Unfortunately, I don't think the fandom will entirely avoid NSFW art.  I haven't personally seen it, but I've heard it's already out there, because there are some gross people who think it's acceptable to make NSFW art about a child/teen character.  It's entirely appropriate to tell those artists "dude, gross, she's just a kid" if they're making NSFW art of it.


----------



## The_biscuits_532 (Mar 14, 2022)

I mean I'm not part of the intended audience. 
But I definitely feel like I related to it in other aspects. 
Mostly in that when I was 13 my stepmother was also really, _really_ overbearing. 

I remember having to hide my yugioh cards like they were weed lmao 
Anytime I wanted to do something like that she'd start going on about how I need to start reading textbooks (dry, academic stuff. Horrible Histories was banned) and Classical Literature. 

I guess we reached a compromise - I study literature at uni, and I also spend wayyyyy too much on nerd shite. 

But yeah, it reminded me of something Lindsey Ellis said in her Guardians of The Galaxy 2 review - "Whilst you probably haven't had a fight with a family member like this, you probably have FELT like you have". 

She's got chill since and yes, I do think I was kind of a wannabe adult little shit at times. Which again, is explored by the movie.


----------



## Judge Spear (Mar 14, 2022)




----------



## Xitheon (Mar 14, 2022)

Judge Spear said:


>



I don't get it.


----------



## Judge Spear (Mar 14, 2022)

Xitheon said:


> I don't get it.


Literally just look up the game and the joke is obvious.


----------



## Xitheon (Mar 14, 2022)

Judge Spear said:


> Literally just look up the game and the joke is obvious.



I still don't get it.


----------



## Judge Spear (Mar 14, 2022)

forget it


----------



## Starbeak (Mar 15, 2022)

Recently saw it. I thought it was unique.

It co-insides with some of my personal beliefs with a few differences... I couldn't relate too much to the movie (_Probably because I wasn't part of their target audience)_… But this still a fun little movie.

This isn't a full blown anthropomorphic universe (Like Zootopia or Beastars) but it does have 



Spoiler: Partial premise of the movie



some humans transforming into a red pandas.


 / some aspects of the anthropomorphic scenarios.

I (overall) would give this movie a solid 7 out of 10. It is nothing to go out of your way to see, but if you brings some friends or family to watch it with you, it is a nice little thing to do.

^v^'


----------



## KimberVaile (Mar 15, 2022)

I'm not sorry.


----------



## Xitheon (Mar 16, 2022)

KimberVaile said:


> I'm not sorry.



You should be.


----------



## Baalf (Mar 18, 2022)

To be honest, I was sceptical with how they would handle the panda, especially after people started raving over it. After doing some research, it looks like they handled it pretty well, so I might watch it sometime if I get the chance.
******************************
Task 1 -
Do these statements agree with the forum thread? Answer yes or no for each, and quote the deciding words from the thread. (a) Starbeak rates the movie 7 out of 10. (b) The_biscuits_532 studies history at university. (c) Baalf has already watched the movie.
The forum thread and the rows come from different sources.

Supplied material -
******************************
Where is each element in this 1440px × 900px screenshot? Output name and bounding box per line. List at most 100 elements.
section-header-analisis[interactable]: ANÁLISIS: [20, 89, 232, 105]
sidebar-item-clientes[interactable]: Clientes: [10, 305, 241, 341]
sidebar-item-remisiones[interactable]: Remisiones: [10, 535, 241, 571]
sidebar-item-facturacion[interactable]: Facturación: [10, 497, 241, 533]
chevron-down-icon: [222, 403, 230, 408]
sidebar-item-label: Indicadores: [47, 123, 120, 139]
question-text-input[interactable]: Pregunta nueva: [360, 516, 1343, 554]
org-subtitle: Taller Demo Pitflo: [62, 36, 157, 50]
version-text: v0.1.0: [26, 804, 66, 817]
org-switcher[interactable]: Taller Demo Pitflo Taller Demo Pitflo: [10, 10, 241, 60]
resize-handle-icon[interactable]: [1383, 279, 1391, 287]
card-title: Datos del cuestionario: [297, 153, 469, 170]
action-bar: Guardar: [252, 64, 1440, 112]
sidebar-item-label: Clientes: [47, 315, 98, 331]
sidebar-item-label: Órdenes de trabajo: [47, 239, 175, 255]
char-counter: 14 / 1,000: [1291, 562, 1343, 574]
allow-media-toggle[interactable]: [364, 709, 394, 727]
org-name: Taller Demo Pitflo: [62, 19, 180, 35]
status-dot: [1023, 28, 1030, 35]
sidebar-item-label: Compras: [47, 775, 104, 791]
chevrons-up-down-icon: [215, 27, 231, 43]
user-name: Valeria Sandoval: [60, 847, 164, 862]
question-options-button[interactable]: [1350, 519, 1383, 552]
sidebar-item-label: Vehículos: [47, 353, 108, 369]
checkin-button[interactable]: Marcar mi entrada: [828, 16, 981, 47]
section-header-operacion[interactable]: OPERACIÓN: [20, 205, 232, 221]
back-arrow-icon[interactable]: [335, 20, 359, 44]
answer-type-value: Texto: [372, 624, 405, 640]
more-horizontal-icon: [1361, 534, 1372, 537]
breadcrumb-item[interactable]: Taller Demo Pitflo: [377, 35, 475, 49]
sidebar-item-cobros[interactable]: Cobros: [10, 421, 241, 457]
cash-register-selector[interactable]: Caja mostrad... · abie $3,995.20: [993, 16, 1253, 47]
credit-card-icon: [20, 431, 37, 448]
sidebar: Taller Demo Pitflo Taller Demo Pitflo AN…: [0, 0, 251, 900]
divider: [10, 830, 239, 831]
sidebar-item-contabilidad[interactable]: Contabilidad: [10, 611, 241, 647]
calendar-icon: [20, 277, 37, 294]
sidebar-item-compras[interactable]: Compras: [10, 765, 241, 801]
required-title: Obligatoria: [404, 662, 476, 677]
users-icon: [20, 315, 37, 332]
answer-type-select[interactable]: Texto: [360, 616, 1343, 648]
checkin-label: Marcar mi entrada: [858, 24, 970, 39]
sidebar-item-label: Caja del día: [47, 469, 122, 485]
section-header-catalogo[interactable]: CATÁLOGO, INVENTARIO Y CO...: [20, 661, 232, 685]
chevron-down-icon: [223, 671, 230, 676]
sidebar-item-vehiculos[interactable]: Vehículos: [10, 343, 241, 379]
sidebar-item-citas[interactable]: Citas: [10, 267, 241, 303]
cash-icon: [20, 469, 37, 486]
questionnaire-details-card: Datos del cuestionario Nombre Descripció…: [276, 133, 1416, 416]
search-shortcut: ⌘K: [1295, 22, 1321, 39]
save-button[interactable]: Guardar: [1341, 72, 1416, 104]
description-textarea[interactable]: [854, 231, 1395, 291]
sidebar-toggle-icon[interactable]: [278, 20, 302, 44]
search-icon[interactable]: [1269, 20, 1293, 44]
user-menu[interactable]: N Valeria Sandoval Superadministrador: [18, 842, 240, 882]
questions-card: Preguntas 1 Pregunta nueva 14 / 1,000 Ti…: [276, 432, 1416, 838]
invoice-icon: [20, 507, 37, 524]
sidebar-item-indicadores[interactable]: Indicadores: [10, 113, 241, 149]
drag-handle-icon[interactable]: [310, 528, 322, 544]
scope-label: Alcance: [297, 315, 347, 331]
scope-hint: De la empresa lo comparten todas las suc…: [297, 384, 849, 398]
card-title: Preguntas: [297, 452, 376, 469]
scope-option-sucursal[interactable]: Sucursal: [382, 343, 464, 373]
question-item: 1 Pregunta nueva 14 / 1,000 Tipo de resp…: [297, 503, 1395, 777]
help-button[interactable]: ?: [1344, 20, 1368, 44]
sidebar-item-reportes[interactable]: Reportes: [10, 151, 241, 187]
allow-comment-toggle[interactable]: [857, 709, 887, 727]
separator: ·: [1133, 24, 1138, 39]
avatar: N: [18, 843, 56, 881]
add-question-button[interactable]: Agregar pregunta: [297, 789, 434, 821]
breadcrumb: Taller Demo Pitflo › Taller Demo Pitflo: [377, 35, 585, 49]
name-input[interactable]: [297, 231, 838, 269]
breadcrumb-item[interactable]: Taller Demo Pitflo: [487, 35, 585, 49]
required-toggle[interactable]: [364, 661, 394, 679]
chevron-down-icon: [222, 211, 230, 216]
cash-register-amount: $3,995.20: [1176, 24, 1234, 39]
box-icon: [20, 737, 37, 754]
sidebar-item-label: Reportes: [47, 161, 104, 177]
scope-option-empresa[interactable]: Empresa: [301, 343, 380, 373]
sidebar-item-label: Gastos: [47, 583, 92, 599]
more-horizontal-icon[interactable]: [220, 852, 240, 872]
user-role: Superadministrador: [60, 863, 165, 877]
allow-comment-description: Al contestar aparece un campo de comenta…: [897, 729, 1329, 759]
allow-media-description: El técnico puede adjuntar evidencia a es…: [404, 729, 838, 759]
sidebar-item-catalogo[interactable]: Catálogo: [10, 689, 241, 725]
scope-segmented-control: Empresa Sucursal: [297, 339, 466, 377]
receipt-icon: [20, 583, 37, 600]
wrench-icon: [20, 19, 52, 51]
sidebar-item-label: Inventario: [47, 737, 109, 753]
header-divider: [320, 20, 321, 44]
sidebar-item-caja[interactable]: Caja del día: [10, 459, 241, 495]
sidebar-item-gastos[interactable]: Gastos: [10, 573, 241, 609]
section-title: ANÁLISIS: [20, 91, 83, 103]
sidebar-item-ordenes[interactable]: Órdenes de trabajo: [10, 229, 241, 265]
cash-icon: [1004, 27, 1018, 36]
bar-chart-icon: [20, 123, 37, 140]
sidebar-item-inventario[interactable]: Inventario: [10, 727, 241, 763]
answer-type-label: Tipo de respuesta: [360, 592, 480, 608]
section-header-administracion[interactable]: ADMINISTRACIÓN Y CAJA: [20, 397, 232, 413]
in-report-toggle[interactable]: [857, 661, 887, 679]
******************************
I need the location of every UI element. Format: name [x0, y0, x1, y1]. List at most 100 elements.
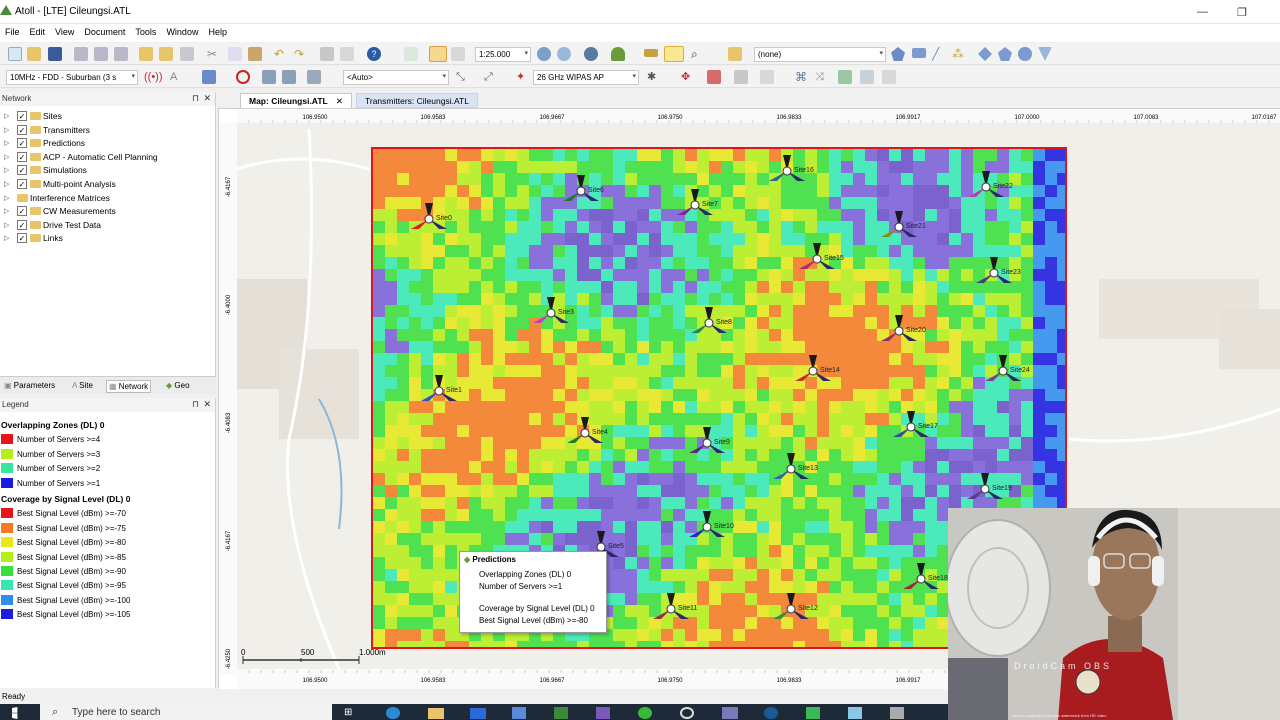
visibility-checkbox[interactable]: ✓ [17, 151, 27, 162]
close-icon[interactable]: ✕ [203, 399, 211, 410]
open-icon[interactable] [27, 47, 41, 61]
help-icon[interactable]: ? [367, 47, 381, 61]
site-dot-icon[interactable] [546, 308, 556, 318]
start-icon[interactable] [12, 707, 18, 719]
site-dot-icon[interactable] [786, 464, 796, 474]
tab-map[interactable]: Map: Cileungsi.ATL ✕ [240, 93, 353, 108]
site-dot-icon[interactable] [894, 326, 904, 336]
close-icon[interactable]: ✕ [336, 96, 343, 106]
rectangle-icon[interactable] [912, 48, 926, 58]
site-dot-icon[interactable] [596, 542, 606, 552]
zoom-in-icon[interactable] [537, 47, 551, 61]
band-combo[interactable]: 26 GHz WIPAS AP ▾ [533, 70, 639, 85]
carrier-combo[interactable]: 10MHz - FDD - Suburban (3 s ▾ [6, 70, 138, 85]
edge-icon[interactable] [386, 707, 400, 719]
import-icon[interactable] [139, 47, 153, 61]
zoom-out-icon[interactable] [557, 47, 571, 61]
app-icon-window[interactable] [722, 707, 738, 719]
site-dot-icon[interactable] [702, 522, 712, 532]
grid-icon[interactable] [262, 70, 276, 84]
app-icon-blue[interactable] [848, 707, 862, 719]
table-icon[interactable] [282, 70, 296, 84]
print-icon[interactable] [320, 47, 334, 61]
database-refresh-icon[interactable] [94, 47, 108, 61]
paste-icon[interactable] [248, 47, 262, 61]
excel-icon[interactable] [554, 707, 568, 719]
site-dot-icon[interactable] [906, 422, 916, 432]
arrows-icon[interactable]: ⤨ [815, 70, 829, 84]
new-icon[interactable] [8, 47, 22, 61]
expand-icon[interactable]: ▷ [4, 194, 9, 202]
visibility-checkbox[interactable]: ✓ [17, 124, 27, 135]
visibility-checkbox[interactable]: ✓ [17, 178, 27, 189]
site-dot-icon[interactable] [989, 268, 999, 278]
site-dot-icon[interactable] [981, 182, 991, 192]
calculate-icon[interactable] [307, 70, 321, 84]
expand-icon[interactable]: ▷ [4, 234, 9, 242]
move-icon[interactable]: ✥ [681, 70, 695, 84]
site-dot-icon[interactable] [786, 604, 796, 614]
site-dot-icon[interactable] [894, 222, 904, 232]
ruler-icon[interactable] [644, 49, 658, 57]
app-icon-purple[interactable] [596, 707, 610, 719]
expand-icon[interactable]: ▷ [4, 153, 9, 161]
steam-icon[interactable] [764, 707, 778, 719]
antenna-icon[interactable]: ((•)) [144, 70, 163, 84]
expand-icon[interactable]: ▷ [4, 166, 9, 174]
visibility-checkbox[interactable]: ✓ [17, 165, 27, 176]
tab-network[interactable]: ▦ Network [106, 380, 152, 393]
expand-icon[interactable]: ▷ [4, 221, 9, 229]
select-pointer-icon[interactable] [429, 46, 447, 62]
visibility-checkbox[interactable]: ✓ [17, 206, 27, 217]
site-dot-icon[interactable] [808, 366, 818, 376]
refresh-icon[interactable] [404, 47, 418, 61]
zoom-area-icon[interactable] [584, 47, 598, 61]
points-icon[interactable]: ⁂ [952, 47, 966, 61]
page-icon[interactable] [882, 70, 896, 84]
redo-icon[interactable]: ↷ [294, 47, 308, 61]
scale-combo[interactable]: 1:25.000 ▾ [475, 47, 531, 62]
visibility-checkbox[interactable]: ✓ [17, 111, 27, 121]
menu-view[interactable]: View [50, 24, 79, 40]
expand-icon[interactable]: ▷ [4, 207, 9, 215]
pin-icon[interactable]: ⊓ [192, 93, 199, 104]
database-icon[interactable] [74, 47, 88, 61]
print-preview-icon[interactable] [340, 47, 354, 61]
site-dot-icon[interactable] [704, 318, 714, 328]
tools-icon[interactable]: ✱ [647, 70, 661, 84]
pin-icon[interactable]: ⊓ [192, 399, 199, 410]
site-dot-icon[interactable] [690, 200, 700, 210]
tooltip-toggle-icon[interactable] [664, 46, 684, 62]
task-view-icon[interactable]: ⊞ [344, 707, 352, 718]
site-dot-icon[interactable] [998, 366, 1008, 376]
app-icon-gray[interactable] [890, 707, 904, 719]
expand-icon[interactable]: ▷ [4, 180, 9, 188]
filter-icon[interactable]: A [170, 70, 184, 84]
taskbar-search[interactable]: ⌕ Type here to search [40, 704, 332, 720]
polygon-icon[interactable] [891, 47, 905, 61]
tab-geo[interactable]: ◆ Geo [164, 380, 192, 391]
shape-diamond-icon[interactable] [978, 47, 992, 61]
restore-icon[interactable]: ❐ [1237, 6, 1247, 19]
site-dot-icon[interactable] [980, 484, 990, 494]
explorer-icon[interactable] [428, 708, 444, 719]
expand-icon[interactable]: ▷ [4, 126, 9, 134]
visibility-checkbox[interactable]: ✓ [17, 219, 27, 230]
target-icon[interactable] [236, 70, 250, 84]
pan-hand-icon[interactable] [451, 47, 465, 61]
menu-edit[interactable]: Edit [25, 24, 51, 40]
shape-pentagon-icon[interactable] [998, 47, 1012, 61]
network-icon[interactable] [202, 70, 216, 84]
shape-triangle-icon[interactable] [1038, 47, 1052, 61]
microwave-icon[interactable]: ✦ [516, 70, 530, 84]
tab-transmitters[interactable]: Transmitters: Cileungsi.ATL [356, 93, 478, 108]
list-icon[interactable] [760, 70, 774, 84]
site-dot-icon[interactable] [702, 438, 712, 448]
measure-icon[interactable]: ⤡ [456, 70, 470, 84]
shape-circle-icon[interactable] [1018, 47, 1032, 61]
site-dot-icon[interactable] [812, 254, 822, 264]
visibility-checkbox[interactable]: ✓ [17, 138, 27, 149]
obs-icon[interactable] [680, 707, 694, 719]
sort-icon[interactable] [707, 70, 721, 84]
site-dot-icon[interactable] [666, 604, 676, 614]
******************************
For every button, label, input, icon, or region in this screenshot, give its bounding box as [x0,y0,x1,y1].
******************************
Task 2 -
Output the lines of the first block of rows as a JSON list of strings, one string per line. Start at the line with "Where is each" and end at the line with "char-counter: 14 /", including both.

Answer 1 -
(a) Yes: "I (overall) would give this movie a solid 7 out of 10."
(b) No: "I study literature at uni"
(c) No: "I might watch it sometime if I get the chance."

Answer 2 -
[
  "Where is each element in this 1440px × 900px screenshot? Output name and bounding box per line. List at most 100 elements.",
  "section-header-analisis[interactable]: ANÁLISIS: [20, 89, 232, 105]",
  "sidebar-item-clientes[interactable]: Clientes: [10, 305, 241, 341]",
  "sidebar-item-remisiones[interactable]: Remisiones: [10, 535, 241, 571]",
  "sidebar-item-facturacion[interactable]: Facturación: [10, 497, 241, 533]",
  "chevron-down-icon: [222, 403, 230, 408]",
  "sidebar-item-label: Indicadores: [47, 123, 120, 139]",
  "question-text-input[interactable]: Pregunta nueva: [360, 516, 1343, 554]",
  "org-subtitle: Taller Demo Pitflo: [62, 36, 157, 50]",
  "version-text: v0.1.0: [26, 804, 66, 817]",
  "org-switcher[interactable]: Taller Demo Pitflo Taller Demo Pitflo: [10, 10, 241, 60]",
  "resize-handle-icon[interactable]: [1383, 279, 1391, 287]",
  "card-title: Datos del cuestionario: [297, 153, 469, 170]",
  "action-bar: Guardar: [252, 64, 1440, 112]",
  "sidebar-item-label: Clientes: [47, 315, 98, 331]",
  "sidebar-item-label: Órdenes de trabajo: [47, 239, 175, 255]",
  "char-counter: 14 / 1,000: [1291, 562, 1343, 574]"
]